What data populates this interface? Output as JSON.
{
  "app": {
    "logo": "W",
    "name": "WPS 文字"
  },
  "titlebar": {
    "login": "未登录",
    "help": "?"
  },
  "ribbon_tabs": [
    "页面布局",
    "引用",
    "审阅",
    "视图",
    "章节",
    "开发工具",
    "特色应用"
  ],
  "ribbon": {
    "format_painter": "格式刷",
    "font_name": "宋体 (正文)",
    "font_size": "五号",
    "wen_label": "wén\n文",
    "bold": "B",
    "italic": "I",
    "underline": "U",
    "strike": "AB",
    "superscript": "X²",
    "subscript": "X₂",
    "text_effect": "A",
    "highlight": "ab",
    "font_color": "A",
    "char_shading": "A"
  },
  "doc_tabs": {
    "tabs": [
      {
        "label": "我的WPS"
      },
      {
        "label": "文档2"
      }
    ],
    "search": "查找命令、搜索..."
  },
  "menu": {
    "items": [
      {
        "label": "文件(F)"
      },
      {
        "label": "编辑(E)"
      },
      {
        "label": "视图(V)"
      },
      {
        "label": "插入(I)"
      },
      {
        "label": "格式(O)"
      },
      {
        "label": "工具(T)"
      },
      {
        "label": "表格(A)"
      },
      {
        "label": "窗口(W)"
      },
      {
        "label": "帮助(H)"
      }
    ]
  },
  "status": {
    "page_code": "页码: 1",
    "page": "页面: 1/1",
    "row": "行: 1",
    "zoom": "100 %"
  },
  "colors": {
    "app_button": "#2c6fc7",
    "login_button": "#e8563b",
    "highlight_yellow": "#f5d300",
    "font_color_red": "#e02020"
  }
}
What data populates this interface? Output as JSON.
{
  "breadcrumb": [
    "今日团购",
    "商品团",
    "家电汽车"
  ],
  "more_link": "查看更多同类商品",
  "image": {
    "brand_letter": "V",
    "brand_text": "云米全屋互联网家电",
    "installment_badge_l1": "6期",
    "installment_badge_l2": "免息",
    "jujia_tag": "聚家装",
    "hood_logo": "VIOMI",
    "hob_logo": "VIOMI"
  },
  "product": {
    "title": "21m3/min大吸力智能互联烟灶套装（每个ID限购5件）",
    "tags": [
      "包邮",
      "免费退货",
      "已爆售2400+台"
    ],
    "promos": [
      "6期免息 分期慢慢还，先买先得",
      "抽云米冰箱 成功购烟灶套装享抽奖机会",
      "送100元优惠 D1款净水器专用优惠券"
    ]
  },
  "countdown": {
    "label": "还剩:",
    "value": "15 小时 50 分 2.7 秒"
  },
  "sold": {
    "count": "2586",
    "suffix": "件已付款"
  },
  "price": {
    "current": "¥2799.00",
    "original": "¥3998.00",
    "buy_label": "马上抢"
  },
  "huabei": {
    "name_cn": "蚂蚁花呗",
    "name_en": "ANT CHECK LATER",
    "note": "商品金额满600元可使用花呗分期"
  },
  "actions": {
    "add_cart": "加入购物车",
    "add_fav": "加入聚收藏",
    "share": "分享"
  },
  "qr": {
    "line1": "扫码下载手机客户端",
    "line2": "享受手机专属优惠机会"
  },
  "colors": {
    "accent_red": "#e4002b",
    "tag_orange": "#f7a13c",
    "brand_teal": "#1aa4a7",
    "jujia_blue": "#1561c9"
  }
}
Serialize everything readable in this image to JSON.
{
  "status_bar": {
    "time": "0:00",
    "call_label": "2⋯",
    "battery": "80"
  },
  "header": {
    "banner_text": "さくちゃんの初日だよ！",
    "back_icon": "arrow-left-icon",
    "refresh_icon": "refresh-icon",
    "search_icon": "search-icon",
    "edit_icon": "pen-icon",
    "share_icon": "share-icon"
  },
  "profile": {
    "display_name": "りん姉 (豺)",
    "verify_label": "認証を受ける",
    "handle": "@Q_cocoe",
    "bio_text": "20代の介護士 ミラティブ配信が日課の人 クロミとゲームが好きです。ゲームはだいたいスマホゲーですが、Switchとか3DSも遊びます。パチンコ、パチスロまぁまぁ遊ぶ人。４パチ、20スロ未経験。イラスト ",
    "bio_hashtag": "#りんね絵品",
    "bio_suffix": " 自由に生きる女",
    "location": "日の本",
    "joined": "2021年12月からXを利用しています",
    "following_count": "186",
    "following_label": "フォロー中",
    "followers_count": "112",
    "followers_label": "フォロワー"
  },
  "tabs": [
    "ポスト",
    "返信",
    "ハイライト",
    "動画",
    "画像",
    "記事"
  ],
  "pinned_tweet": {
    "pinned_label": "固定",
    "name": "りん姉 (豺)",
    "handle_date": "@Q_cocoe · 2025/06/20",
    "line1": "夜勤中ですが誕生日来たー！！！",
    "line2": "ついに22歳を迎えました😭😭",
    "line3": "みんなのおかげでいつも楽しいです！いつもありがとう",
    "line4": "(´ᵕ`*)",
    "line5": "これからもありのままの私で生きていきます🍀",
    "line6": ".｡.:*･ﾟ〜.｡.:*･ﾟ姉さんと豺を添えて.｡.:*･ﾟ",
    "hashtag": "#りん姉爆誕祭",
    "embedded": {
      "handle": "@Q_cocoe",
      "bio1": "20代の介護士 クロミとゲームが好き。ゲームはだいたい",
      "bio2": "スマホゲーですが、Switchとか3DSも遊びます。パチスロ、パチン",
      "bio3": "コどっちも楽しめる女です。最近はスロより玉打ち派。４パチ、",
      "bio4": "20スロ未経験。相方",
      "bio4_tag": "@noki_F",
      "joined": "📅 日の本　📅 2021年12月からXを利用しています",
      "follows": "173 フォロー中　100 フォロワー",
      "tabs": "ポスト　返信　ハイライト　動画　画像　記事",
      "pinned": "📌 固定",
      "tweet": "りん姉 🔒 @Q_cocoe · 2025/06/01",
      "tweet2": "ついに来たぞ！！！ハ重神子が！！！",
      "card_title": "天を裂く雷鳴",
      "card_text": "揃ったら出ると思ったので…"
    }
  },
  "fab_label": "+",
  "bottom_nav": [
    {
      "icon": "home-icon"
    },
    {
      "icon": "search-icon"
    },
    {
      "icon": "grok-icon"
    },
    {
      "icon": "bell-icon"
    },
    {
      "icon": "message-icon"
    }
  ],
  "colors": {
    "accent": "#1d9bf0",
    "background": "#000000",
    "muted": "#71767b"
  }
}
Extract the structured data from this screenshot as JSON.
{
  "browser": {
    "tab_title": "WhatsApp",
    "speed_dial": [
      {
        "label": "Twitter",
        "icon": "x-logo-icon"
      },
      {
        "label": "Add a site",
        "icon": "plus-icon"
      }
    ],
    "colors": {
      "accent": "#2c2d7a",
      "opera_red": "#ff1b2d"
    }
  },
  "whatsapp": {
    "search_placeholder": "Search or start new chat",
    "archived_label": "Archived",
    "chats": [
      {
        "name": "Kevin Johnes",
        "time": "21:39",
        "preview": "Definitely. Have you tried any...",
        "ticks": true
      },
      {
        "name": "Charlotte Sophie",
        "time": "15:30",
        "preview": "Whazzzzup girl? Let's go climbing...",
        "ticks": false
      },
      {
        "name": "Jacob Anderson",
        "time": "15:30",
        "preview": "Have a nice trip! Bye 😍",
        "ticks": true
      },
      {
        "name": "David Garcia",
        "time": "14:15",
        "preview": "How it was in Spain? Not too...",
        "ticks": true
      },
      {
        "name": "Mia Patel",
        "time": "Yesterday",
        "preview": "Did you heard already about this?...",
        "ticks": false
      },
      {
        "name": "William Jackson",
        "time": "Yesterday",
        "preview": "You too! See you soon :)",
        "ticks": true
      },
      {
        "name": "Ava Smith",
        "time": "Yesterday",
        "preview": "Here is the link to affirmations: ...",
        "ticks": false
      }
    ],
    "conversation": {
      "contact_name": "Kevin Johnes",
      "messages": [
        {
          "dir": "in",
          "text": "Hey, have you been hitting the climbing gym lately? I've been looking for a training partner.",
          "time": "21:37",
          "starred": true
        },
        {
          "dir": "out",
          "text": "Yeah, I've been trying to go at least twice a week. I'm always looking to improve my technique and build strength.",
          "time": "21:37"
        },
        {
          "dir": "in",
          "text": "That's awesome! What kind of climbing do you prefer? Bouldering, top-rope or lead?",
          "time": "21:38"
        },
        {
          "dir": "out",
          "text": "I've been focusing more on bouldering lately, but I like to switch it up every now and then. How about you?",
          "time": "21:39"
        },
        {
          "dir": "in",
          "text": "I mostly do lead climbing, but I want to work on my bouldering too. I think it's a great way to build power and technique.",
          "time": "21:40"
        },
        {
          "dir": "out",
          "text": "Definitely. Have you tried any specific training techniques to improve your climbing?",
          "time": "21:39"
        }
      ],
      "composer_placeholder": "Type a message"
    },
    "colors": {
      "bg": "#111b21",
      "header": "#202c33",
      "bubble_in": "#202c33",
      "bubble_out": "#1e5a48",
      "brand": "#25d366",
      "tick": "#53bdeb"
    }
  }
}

> _Required work_
Of all the lines in the listing above, how many contain the word "image"? Answer with the number alone.

> _Answer for this exercise_
2